→ **Supplied records**:
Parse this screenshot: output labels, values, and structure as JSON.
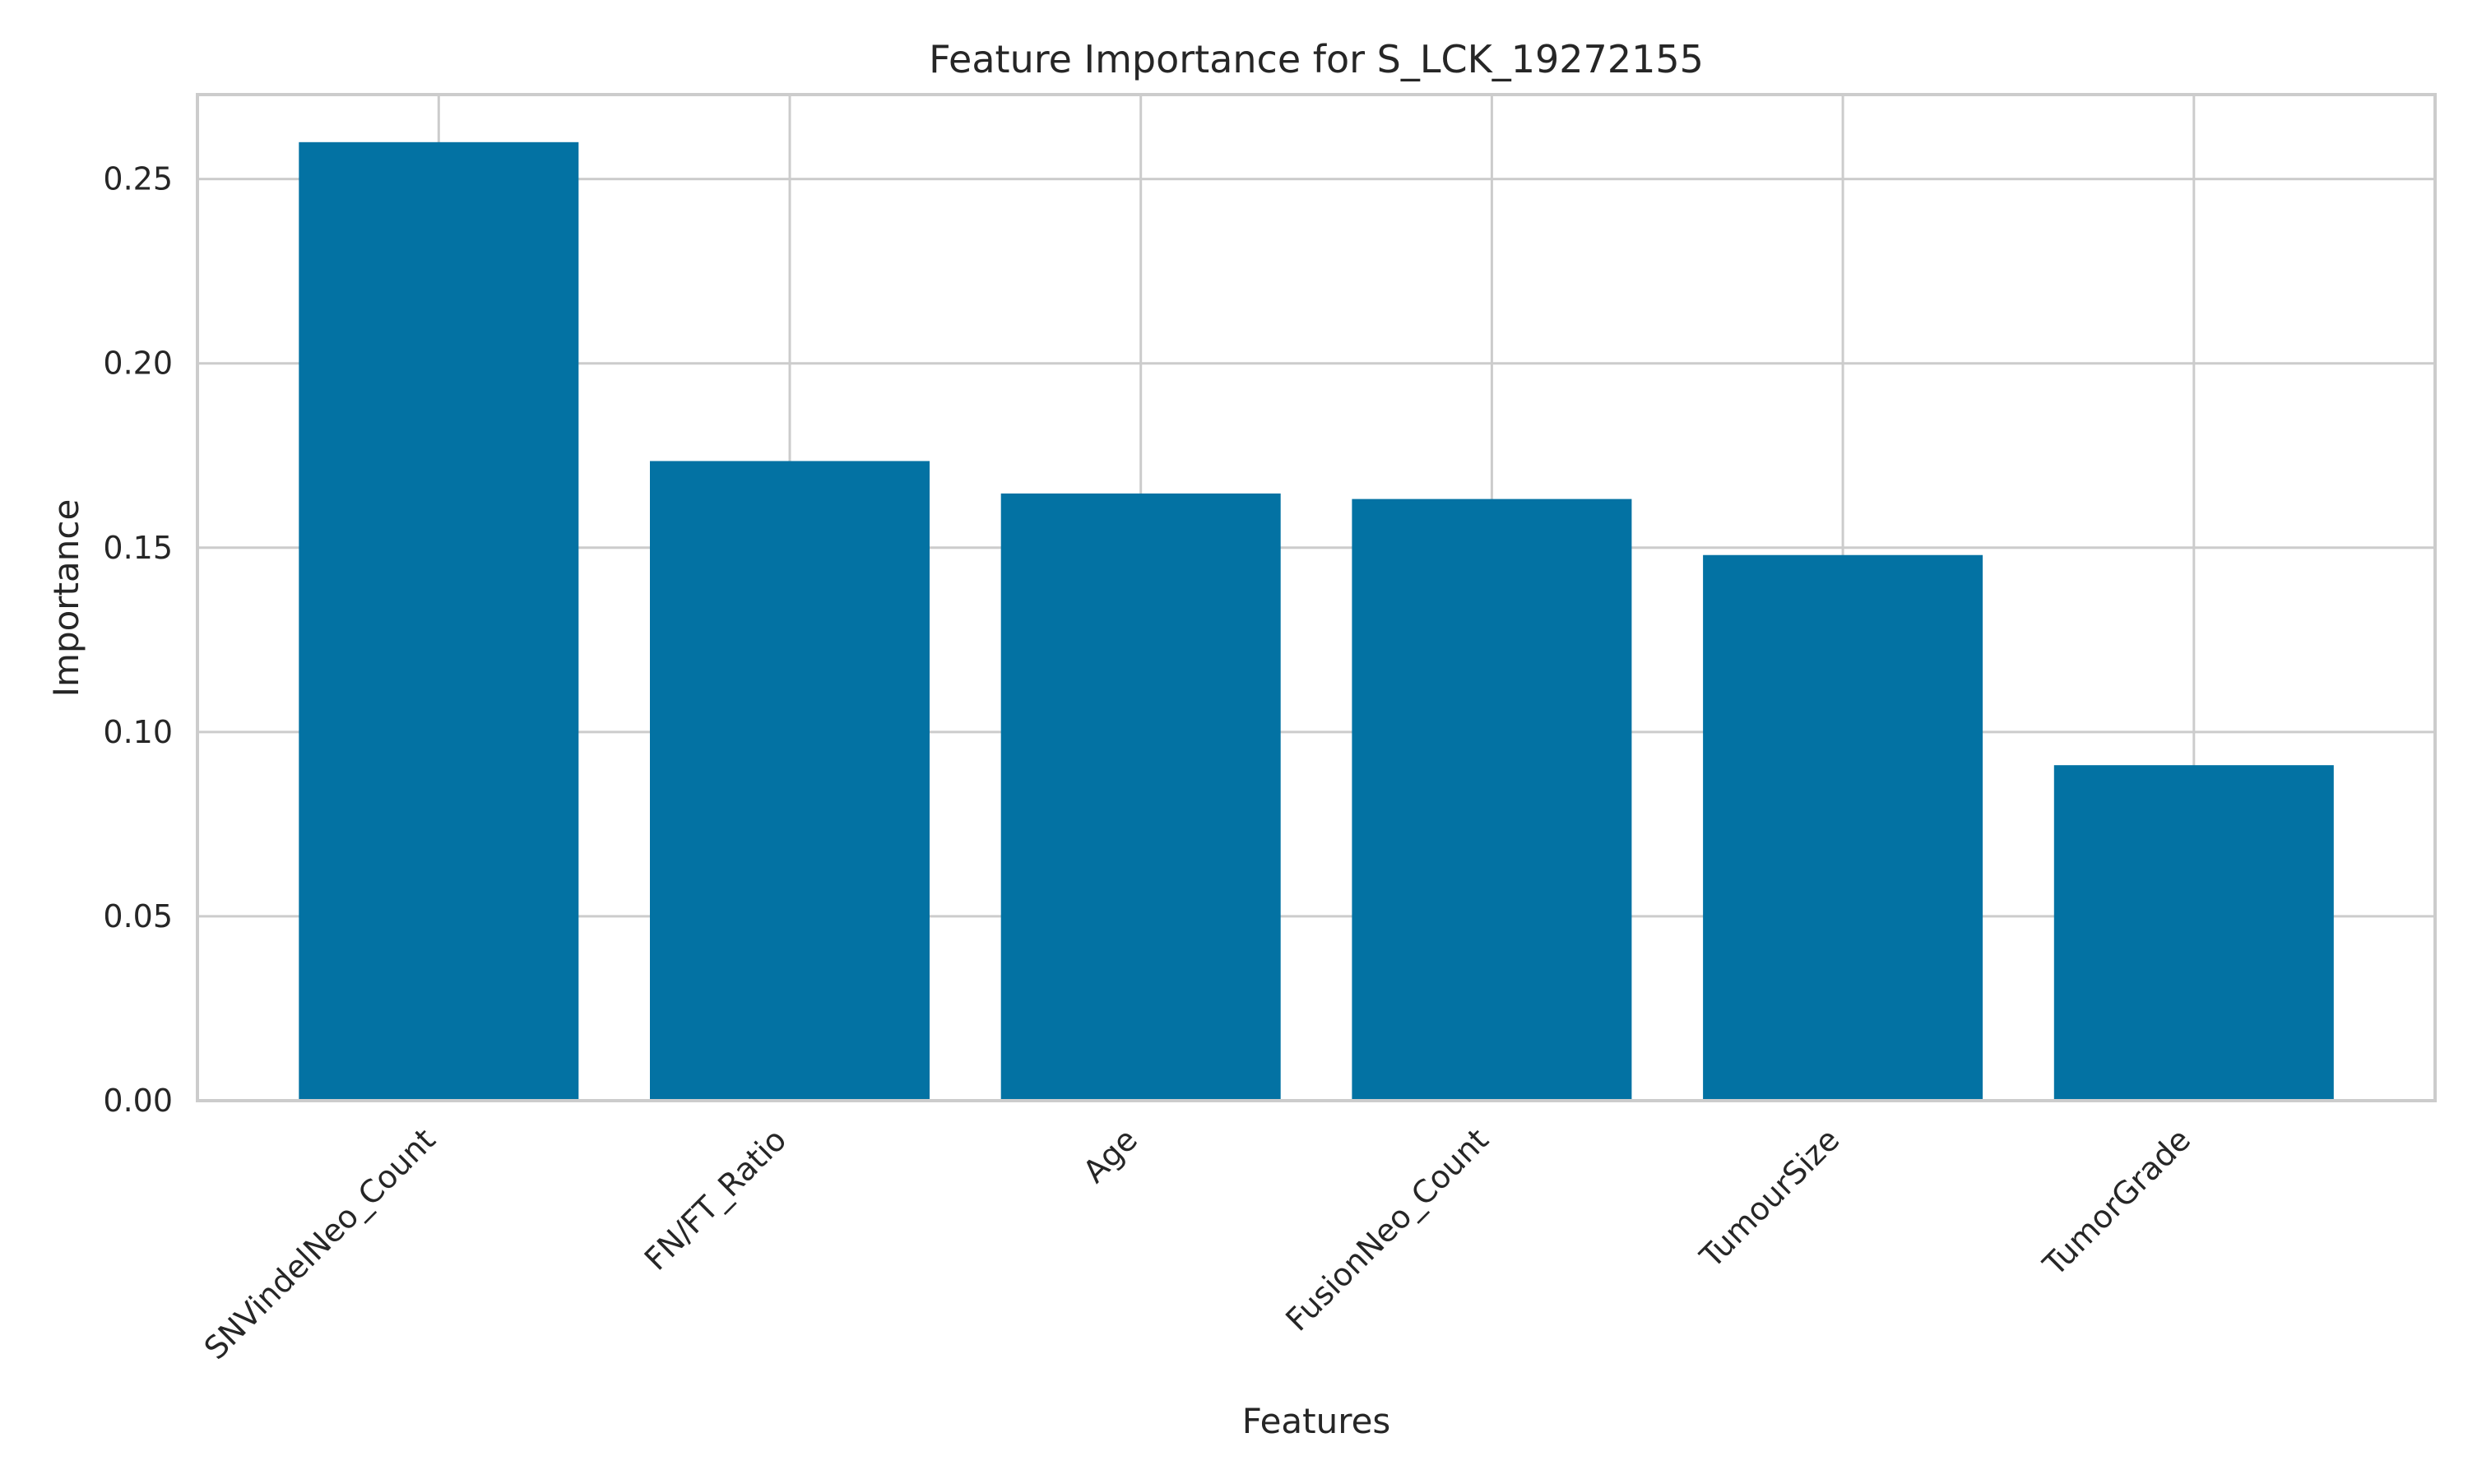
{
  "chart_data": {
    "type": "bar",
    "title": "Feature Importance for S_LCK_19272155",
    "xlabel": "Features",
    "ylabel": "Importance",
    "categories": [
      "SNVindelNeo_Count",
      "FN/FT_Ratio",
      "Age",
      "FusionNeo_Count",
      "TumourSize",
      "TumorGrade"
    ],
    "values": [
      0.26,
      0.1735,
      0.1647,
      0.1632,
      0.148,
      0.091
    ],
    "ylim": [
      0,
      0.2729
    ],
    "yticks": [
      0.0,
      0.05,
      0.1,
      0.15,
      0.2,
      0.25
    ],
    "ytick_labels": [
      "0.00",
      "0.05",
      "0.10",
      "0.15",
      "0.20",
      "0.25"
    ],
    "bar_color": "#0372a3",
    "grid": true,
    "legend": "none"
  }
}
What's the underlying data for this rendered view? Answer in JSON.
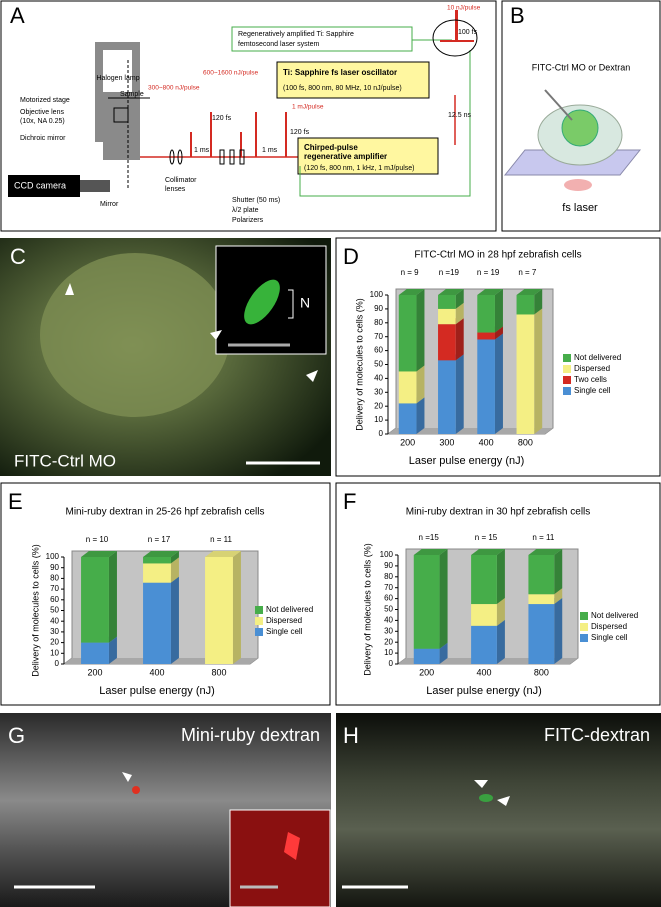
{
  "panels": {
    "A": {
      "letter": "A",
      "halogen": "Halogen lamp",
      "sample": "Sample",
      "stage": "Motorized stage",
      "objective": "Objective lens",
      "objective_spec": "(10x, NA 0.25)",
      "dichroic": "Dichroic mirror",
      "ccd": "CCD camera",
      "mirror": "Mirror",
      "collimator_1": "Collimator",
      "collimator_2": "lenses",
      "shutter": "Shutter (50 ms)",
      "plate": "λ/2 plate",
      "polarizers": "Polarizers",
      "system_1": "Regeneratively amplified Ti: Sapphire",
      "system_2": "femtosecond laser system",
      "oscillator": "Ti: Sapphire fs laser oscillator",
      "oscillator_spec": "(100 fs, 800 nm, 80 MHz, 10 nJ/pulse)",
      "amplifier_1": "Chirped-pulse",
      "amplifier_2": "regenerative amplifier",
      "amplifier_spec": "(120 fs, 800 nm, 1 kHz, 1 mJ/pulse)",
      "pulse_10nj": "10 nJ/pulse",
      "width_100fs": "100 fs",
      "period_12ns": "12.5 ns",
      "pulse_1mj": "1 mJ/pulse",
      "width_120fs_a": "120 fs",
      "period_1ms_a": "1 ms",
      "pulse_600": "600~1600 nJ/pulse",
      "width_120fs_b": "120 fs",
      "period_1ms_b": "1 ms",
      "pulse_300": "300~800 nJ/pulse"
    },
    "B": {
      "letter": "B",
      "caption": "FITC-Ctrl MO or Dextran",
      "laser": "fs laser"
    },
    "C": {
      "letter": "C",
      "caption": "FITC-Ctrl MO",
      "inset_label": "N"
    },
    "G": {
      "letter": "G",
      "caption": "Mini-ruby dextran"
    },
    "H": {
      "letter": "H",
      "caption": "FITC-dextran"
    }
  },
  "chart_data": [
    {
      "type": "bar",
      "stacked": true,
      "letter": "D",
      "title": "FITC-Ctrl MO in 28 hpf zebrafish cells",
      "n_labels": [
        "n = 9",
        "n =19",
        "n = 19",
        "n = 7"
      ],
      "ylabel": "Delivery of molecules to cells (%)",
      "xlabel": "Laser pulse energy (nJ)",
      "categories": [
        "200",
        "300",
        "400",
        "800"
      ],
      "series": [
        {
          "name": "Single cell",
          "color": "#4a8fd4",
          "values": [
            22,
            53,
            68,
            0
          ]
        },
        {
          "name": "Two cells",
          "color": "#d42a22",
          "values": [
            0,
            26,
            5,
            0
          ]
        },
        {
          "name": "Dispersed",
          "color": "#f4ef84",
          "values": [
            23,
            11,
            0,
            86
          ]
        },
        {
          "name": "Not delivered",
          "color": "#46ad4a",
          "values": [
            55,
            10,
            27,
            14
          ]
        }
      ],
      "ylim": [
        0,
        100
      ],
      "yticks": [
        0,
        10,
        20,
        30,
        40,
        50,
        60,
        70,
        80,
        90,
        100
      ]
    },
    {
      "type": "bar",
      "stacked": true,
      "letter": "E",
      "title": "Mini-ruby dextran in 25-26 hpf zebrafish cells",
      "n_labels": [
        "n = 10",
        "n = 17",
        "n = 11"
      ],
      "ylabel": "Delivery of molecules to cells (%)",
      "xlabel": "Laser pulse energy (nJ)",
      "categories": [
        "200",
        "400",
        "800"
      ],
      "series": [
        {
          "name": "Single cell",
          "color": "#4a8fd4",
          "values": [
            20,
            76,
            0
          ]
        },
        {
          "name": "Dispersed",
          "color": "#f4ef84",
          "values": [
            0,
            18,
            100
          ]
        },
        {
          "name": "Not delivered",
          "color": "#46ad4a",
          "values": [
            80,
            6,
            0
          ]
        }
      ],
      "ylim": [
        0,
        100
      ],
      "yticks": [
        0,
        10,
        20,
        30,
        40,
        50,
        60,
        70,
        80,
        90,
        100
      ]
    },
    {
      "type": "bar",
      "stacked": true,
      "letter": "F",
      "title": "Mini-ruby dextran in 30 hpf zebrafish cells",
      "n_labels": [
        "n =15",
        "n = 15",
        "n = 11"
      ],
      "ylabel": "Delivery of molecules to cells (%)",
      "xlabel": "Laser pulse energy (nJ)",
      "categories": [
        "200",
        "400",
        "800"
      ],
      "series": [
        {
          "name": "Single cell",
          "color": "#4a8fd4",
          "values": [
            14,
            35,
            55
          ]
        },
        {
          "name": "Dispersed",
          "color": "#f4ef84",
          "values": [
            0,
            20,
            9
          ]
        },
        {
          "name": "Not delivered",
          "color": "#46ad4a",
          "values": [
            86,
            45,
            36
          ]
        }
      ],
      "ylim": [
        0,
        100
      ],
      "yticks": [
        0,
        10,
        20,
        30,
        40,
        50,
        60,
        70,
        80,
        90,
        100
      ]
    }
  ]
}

→ **Work required**:
Transcribe all the material exactly; skip every image.

→ **The answer**:
Parse this screenshot: output labels, values, and structure as JSON.
{
  "chart_data": {
    "type": "bar",
    "title": "Feature Importance for S_LCK_19272155",
    "xlabel": "Features",
    "ylabel": "Importance",
    "categories": [
      "SNVindelNeo_Count",
      "FN/FT_Ratio",
      "Age",
      "FusionNeo_Count",
      "TumourSize",
      "TumorGrade"
    ],
    "values": [
      0.26,
      0.1735,
      0.1647,
      0.1632,
      0.148,
      0.091
    ],
    "ylim": [
      0,
      0.2729
    ],
    "yticks": [
      0.0,
      0.05,
      0.1,
      0.15,
      0.2,
      0.25
    ],
    "ytick_labels": [
      "0.00",
      "0.05",
      "0.10",
      "0.15",
      "0.20",
      "0.25"
    ],
    "bar_color": "#0372a3",
    "grid": true,
    "legend": "none"
  }
}
What's the underlying data for this rendered view? Answer in JSON.
{
  "panels": {
    "A": {
      "letter": "A",
      "halogen": "Halogen lamp",
      "sample": "Sample",
      "stage": "Motorized stage",
      "objective": "Objective lens",
      "objective_spec": "(10x, NA 0.25)",
      "dichroic": "Dichroic mirror",
      "ccd": "CCD camera",
      "mirror": "Mirror",
      "collimator_1": "Collimator",
      "collimator_2": "lenses",
      "shutter": "Shutter (50 ms)",
      "plate": "λ/2 plate",
      "polarizers": "Polarizers",
      "system_1": "Regeneratively amplified Ti: Sapphire",
      "system_2": "femtosecond laser system",
      "oscillator": "Ti: Sapphire fs laser oscillator",
      "oscillator_spec": "(100 fs, 800 nm, 80 MHz, 10 nJ/pulse)",
      "amplifier_1": "Chirped-pulse",
      "amplifier_2": "regenerative amplifier",
      "amplifier_spec": "(120 fs, 800 nm, 1 kHz, 1 mJ/pulse)",
      "pulse_10nj": "10 nJ/pulse",
      "width_100fs": "100 fs",
      "period_12ns": "12.5 ns",
      "pulse_1mj": "1 mJ/pulse",
      "width_120fs_a": "120 fs",
      "period_1ms_a": "1 ms",
      "pulse_600": "600~1600 nJ/pulse",
      "width_120fs_b": "120 fs",
      "period_1ms_b": "1 ms",
      "pulse_300": "300~800 nJ/pulse"
    },
    "B": {
      "letter": "B",
      "caption": "FITC-Ctrl MO or Dextran",
      "laser": "fs laser"
    },
    "C": {
      "letter": "C",
      "caption": "FITC-Ctrl MO",
      "inset_label": "N"
    },
    "G": {
      "letter": "G",
      "caption": "Mini-ruby dextran"
    },
    "H": {
      "letter": "H",
      "caption": "FITC-dextran"
    }
  },
  "chart_data": [
    {
      "type": "bar",
      "stacked": true,
      "letter": "D",
      "title": "FITC-Ctrl MO in 28 hpf zebrafish cells",
      "n_labels": [
        "n = 9",
        "n =19",
        "n = 19",
        "n = 7"
      ],
      "ylabel": "Delivery of molecules to cells (%)",
      "xlabel": "Laser pulse energy (nJ)",
      "categories": [
        "200",
        "300",
        "400",
        "800"
      ],
      "series": [
        {
          "name": "Single cell",
          "color": "#4a8fd4",
          "values": [
            22,
            53,
            68,
            0
          ]
        },
        {
          "name": "Two cells",
          "color": "#d42a22",
          "values": [
            0,
            26,
            5,
            0
          ]
        },
        {
          "name": "Dispersed",
          "color": "#f4ef84",
          "values": [
            23,
            11,
            0,
            86
          ]
        },
        {
          "name": "Not delivered",
          "color": "#46ad4a",
          "values": [
            55,
            10,
            27,
            14
          ]
        }
      ],
      "ylim": [
        0,
        100
      ],
      "yticks": [
        0,
        10,
        20,
        30,
        40,
        50,
        60,
        70,
        80,
        90,
        100
      ]
    },
    {
      "type": "bar",
      "stacked": true,
      "letter": "E",
      "title": "Mini-ruby dextran in 25-26 hpf zebrafish cells",
      "n_labels": [
        "n = 10",
        "n = 17",
        "n = 11"
      ],
      "ylabel": "Delivery of molecules to cells (%)",
      "xlabel": "Laser pulse energy (nJ)",
      "categories": [
        "200",
        "400",
        "800"
      ],
      "series": [
        {
          "name": "Single cell",
          "color": "#4a8fd4",
          "values": [
            20,
            76,
            0
          ]
        },
        {
          "name": "Dispersed",
          "color": "#f4ef84",
          "values": [
            0,
            18,
            100
          ]
        },
        {
          "name": "Not delivered",
          "color": "#46ad4a",
          "values": [
            80,
            6,
            0
          ]
        }
      ],
      "ylim": [
        0,
        100
      ],
      "yticks": [
        0,
        10,
        20,
        30,
        40,
        50,
        60,
        70,
        80,
        90,
        100
      ]
    },
    {
      "type": "bar",
      "stacked": true,
      "letter": "F",
      "title": "Mini-ruby dextran in 30 hpf zebrafish cells",
      "n_labels": [
        "n =15",
        "n = 15",
        "n = 11"
      ],
      "ylabel": "Delivery of molecules to cells (%)",
      "xlabel": "Laser pulse energy (nJ)",
      "categories": [
        "200",
        "400",
        "800"
      ],
      "series": [
        {
          "name": "Single cell",
          "color": "#4a8fd4",
          "values": [
            14,
            35,
            55
          ]
        },
        {
          "name": "Dispersed",
          "color": "#f4ef84",
          "values": [
            0,
            20,
            9
          ]
        },
        {
          "name": "Not delivered",
          "color": "#46ad4a",
          "values": [
            86,
            45,
            36
          ]
        }
      ],
      "ylim": [
        0,
        100
      ],
      "yticks": [
        0,
        10,
        20,
        30,
        40,
        50,
        60,
        70,
        80,
        90,
        100
      ]
    }
  ]
}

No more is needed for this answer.